* [Extracts from a graphics dataset]
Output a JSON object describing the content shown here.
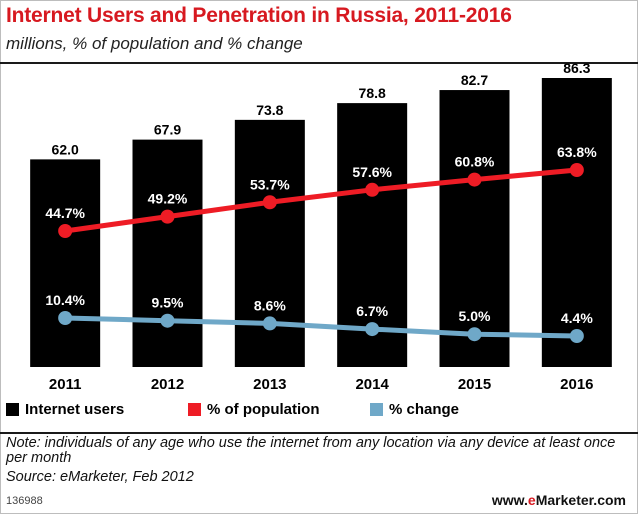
{
  "header": {
    "title": "Internet Users and Penetration in Russia, 2011-2016",
    "subtitle": "millions, % of population and % change"
  },
  "chart_data": {
    "type": "bar",
    "categories": [
      "2011",
      "2012",
      "2013",
      "2014",
      "2015",
      "2016"
    ],
    "series": [
      {
        "name": "Internet users",
        "type": "bar",
        "color": "#000000",
        "values": [
          62.0,
          67.9,
          73.8,
          78.8,
          82.7,
          86.3
        ],
        "labels": [
          "62.0",
          "67.9",
          "73.8",
          "78.8",
          "82.7",
          "86.3"
        ]
      },
      {
        "name": "% of population",
        "type": "line",
        "color": "#ee1c25",
        "values": [
          44.7,
          49.2,
          53.7,
          57.6,
          60.8,
          63.8
        ],
        "labels": [
          "44.7%",
          "49.2%",
          "53.7%",
          "57.6%",
          "60.8%",
          "63.8%"
        ]
      },
      {
        "name": "% change",
        "type": "line",
        "color": "#6fa8c8",
        "values": [
          10.4,
          9.5,
          8.6,
          6.7,
          5.0,
          4.4
        ],
        "labels": [
          "10.4%",
          "9.5%",
          "8.6%",
          "6.7%",
          "5.0%",
          "4.4%"
        ]
      }
    ],
    "legend_position": "bottom",
    "grid": false
  },
  "footer": {
    "note": "Note: individuals of any age who use the internet from any location via any device at least once per month",
    "source": "Source: eMarketer, Feb 2012",
    "chart_id": "136988",
    "brand_prefix": "www.",
    "brand_e": "e",
    "brand_rest": "Marketer.com"
  }
}
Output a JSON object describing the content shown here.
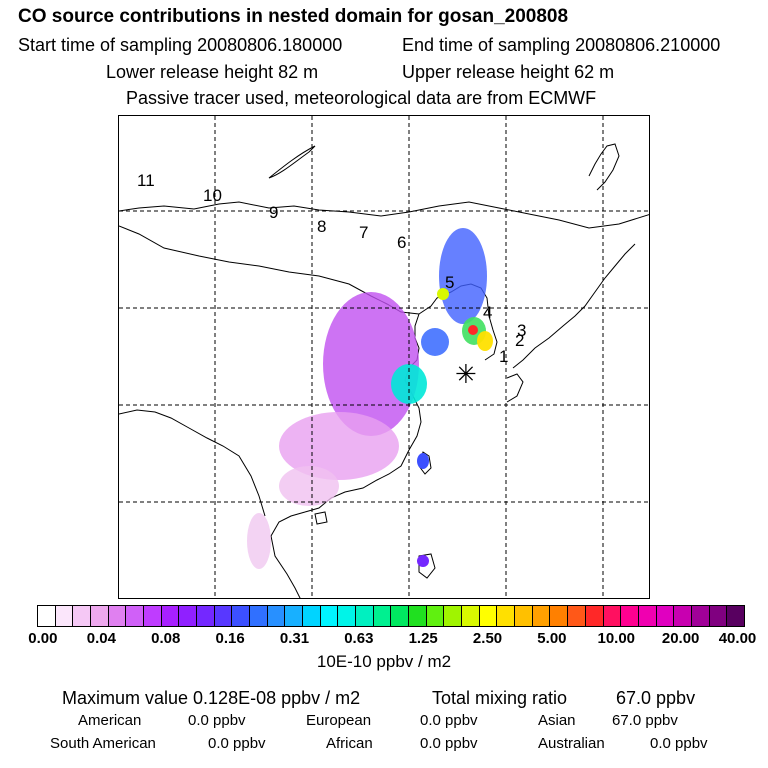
{
  "header": {
    "title": "CO  source contributions in nested domain for gosan_200808",
    "start_label": "Start time of sampling 20080806.180000",
    "end_label": "End time of sampling 20080806.210000",
    "lower_label": "Lower release height   82 m",
    "upper_label": "Upper release height   62 m",
    "tracer_note": "Passive tracer used, meteorological data are from ECMWF"
  },
  "map": {
    "trajectory_labels": [
      "1",
      "2",
      "3",
      "4",
      "5",
      "6",
      "7",
      "8",
      "9",
      "10",
      "11"
    ],
    "receptor_symbol": "✳"
  },
  "colorbar": {
    "ticks": [
      "0.00",
      "0.04",
      "0.08",
      "0.16",
      "0.31",
      "0.63",
      "1.25",
      "2.50",
      "5.00",
      "10.00",
      "20.00",
      "40.00"
    ],
    "colors": [
      "#ffffff",
      "#fbe6fb",
      "#f5c8f5",
      "#eea8ee",
      "#e080f0",
      "#d060f8",
      "#bf3cff",
      "#a820ff",
      "#9020ff",
      "#7428ff",
      "#5838ff",
      "#3c50ff",
      "#3070ff",
      "#2890ff",
      "#18b0ff",
      "#00d4ff",
      "#00f4ff",
      "#00f4e8",
      "#00f0c0",
      "#00f090",
      "#00e860",
      "#20e020",
      "#60f010",
      "#a0f400",
      "#d8f800",
      "#ffff00",
      "#ffe000",
      "#ffc000",
      "#ffa000",
      "#ff8000",
      "#ff5818",
      "#ff2828",
      "#ff1060",
      "#ff0090",
      "#f000b0",
      "#e000c0",
      "#c800b0",
      "#a00098",
      "#800080",
      "#580060"
    ],
    "unit_label": "10E-10 ppbv / m2"
  },
  "stats": {
    "max_label": "Maximum value  0.128E-08 ppbv / m2",
    "total_label": "Total mixing ratio",
    "total_value": "67.0 ppbv",
    "regions": [
      {
        "name": "American",
        "value": "0.0 ppbv"
      },
      {
        "name": "European",
        "value": "0.0 ppbv"
      },
      {
        "name": "Asian",
        "value": "67.0 ppbv"
      },
      {
        "name": "South American",
        "value": "0.0 ppbv"
      },
      {
        "name": "African",
        "value": "0.0 ppbv"
      },
      {
        "name": "Australian",
        "value": "0.0 ppbv"
      }
    ]
  }
}
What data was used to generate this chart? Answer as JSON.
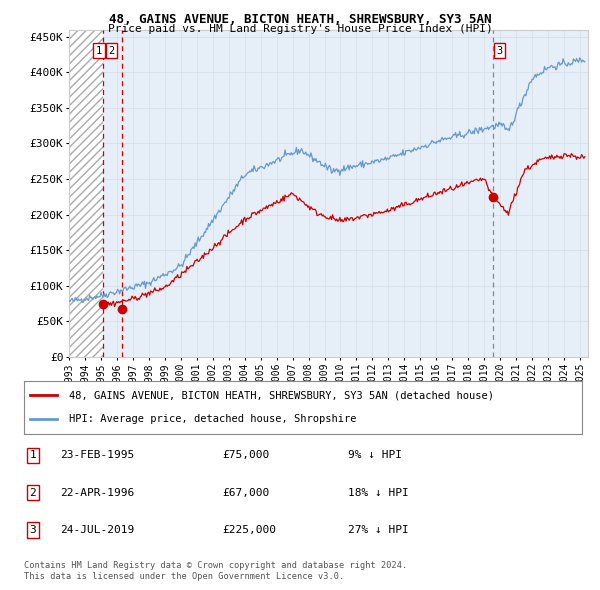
{
  "title1": "48, GAINS AVENUE, BICTON HEATH, SHREWSBURY, SY3 5AN",
  "title2": "Price paid vs. HM Land Registry's House Price Index (HPI)",
  "ylabel_ticks": [
    "£0",
    "£50K",
    "£100K",
    "£150K",
    "£200K",
    "£250K",
    "£300K",
    "£350K",
    "£400K",
    "£450K"
  ],
  "ytick_values": [
    0,
    50000,
    100000,
    150000,
    200000,
    250000,
    300000,
    350000,
    400000,
    450000
  ],
  "ylim": [
    0,
    460000
  ],
  "xlim_start": 1993.0,
  "xlim_end": 2025.5,
  "hpi_color": "#6699cc",
  "price_color": "#cc0000",
  "transaction_color": "#cc0000",
  "legend_label_red": "48, GAINS AVENUE, BICTON HEATH, SHREWSBURY, SY3 5AN (detached house)",
  "legend_label_blue": "HPI: Average price, detached house, Shropshire",
  "transactions": [
    {
      "label": "1",
      "date": 1995.12,
      "price": 75000,
      "text": "23-FEB-1995",
      "amount": "£75,000",
      "hpi_note": "9% ↓ HPI",
      "line_color": "#cc0000",
      "line_style": "--"
    },
    {
      "label": "2",
      "date": 1996.3,
      "price": 67000,
      "text": "22-APR-1996",
      "amount": "£67,000",
      "hpi_note": "18% ↓ HPI",
      "line_color": "#cc0000",
      "line_style": "--"
    },
    {
      "label": "3",
      "date": 2019.55,
      "price": 225000,
      "text": "24-JUL-2019",
      "amount": "£225,000",
      "hpi_note": "27% ↓ HPI",
      "line_color": "#888888",
      "line_style": "--"
    }
  ],
  "footer1": "Contains HM Land Registry data © Crown copyright and database right 2024.",
  "footer2": "This data is licensed under the Open Government Licence v3.0.",
  "grid_color": "#cccccc",
  "background_plot": "#f0f0f0",
  "background_fig": "#ffffff",
  "light_blue_shade": "#ddeeff"
}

* [Direction] Omit every picture, and otherwise quote the entries exactly.

* [Expected output]
Output a JSON object describing the content shown here.
{
  "header": {
    "title": "Internet Users and Penetration in Russia, 2011-2016",
    "subtitle": "millions, % of population and % change"
  },
  "chart_data": {
    "type": "bar",
    "categories": [
      "2011",
      "2012",
      "2013",
      "2014",
      "2015",
      "2016"
    ],
    "series": [
      {
        "name": "Internet users",
        "type": "bar",
        "color": "#000000",
        "values": [
          62.0,
          67.9,
          73.8,
          78.8,
          82.7,
          86.3
        ],
        "labels": [
          "62.0",
          "67.9",
          "73.8",
          "78.8",
          "82.7",
          "86.3"
        ]
      },
      {
        "name": "% of population",
        "type": "line",
        "color": "#ee1c25",
        "values": [
          44.7,
          49.2,
          53.7,
          57.6,
          60.8,
          63.8
        ],
        "labels": [
          "44.7%",
          "49.2%",
          "53.7%",
          "57.6%",
          "60.8%",
          "63.8%"
        ]
      },
      {
        "name": "% change",
        "type": "line",
        "color": "#6fa8c8",
        "values": [
          10.4,
          9.5,
          8.6,
          6.7,
          5.0,
          4.4
        ],
        "labels": [
          "10.4%",
          "9.5%",
          "8.6%",
          "6.7%",
          "5.0%",
          "4.4%"
        ]
      }
    ],
    "legend_position": "bottom",
    "grid": false
  },
  "footer": {
    "note": "Note: individuals of any age who use the internet from any location via any device at least once per month",
    "source": "Source: eMarketer, Feb 2012",
    "chart_id": "136988",
    "brand_prefix": "www.",
    "brand_e": "e",
    "brand_rest": "Marketer.com"
  }
}
Output a JSON object describing the content shown here.
{
  "header": {
    "title": "CO  source contributions in nested domain for gosan_200808",
    "start_label": "Start time of sampling 20080806.180000",
    "end_label": "End time of sampling 20080806.210000",
    "lower_label": "Lower release height   82 m",
    "upper_label": "Upper release height   62 m",
    "tracer_note": "Passive tracer used, meteorological data are from ECMWF"
  },
  "map": {
    "trajectory_labels": [
      "1",
      "2",
      "3",
      "4",
      "5",
      "6",
      "7",
      "8",
      "9",
      "10",
      "11"
    ],
    "receptor_symbol": "✳"
  },
  "colorbar": {
    "ticks": [
      "0.00",
      "0.04",
      "0.08",
      "0.16",
      "0.31",
      "0.63",
      "1.25",
      "2.50",
      "5.00",
      "10.00",
      "20.00",
      "40.00"
    ],
    "colors": [
      "#ffffff",
      "#fbe6fb",
      "#f5c8f5",
      "#eea8ee",
      "#e080f0",
      "#d060f8",
      "#bf3cff",
      "#a820ff",
      "#9020ff",
      "#7428ff",
      "#5838ff",
      "#3c50ff",
      "#3070ff",
      "#2890ff",
      "#18b0ff",
      "#00d4ff",
      "#00f4ff",
      "#00f4e8",
      "#00f0c0",
      "#00f090",
      "#00e860",
      "#20e020",
      "#60f010",
      "#a0f400",
      "#d8f800",
      "#ffff00",
      "#ffe000",
      "#ffc000",
      "#ffa000",
      "#ff8000",
      "#ff5818",
      "#ff2828",
      "#ff1060",
      "#ff0090",
      "#f000b0",
      "#e000c0",
      "#c800b0",
      "#a00098",
      "#800080",
      "#580060"
    ],
    "unit_label": "10E-10 ppbv / m2"
  },
  "stats": {
    "max_label": "Maximum value  0.128E-08 ppbv / m2",
    "total_label": "Total mixing ratio",
    "total_value": "67.0 ppbv",
    "regions": [
      {
        "name": "American",
        "value": "0.0 ppbv"
      },
      {
        "name": "European",
        "value": "0.0 ppbv"
      },
      {
        "name": "Asian",
        "value": "67.0 ppbv"
      },
      {
        "name": "South American",
        "value": "0.0 ppbv"
      },
      {
        "name": "African",
        "value": "0.0 ppbv"
      },
      {
        "name": "Australian",
        "value": "0.0 ppbv"
      }
    ]
  }
}
What data was used to generate this chart? Answer as JSON.
{
  "title1": "48, GAINS AVENUE, BICTON HEATH, SHREWSBURY, SY3 5AN",
  "title2": "Price paid vs. HM Land Registry's House Price Index (HPI)",
  "ylabel_ticks": [
    "£0",
    "£50K",
    "£100K",
    "£150K",
    "£200K",
    "£250K",
    "£300K",
    "£350K",
    "£400K",
    "£450K"
  ],
  "ytick_values": [
    0,
    50000,
    100000,
    150000,
    200000,
    250000,
    300000,
    350000,
    400000,
    450000
  ],
  "ylim": [
    0,
    460000
  ],
  "xlim_start": 1993.0,
  "xlim_end": 2025.5,
  "hpi_color": "#6699cc",
  "price_color": "#cc0000",
  "transaction_color": "#cc0000",
  "legend_label_red": "48, GAINS AVENUE, BICTON HEATH, SHREWSBURY, SY3 5AN (detached house)",
  "legend_label_blue": "HPI: Average price, detached house, Shropshire",
  "transactions": [
    {
      "label": "1",
      "date": 1995.12,
      "price": 75000,
      "text": "23-FEB-1995",
      "amount": "£75,000",
      "hpi_note": "9% ↓ HPI",
      "line_color": "#cc0000",
      "line_style": "--"
    },
    {
      "label": "2",
      "date": 1996.3,
      "price": 67000,
      "text": "22-APR-1996",
      "amount": "£67,000",
      "hpi_note": "18% ↓ HPI",
      "line_color": "#cc0000",
      "line_style": "--"
    },
    {
      "label": "3",
      "date": 2019.55,
      "price": 225000,
      "text": "24-JUL-2019",
      "amount": "£225,000",
      "hpi_note": "27% ↓ HPI",
      "line_color": "#888888",
      "line_style": "--"
    }
  ],
  "footer1": "Contains HM Land Registry data © Crown copyright and database right 2024.",
  "footer2": "This data is licensed under the Open Government Licence v3.0.",
  "grid_color": "#cccccc",
  "background_plot": "#f0f0f0",
  "background_fig": "#ffffff",
  "light_blue_shade": "#ddeeff"
}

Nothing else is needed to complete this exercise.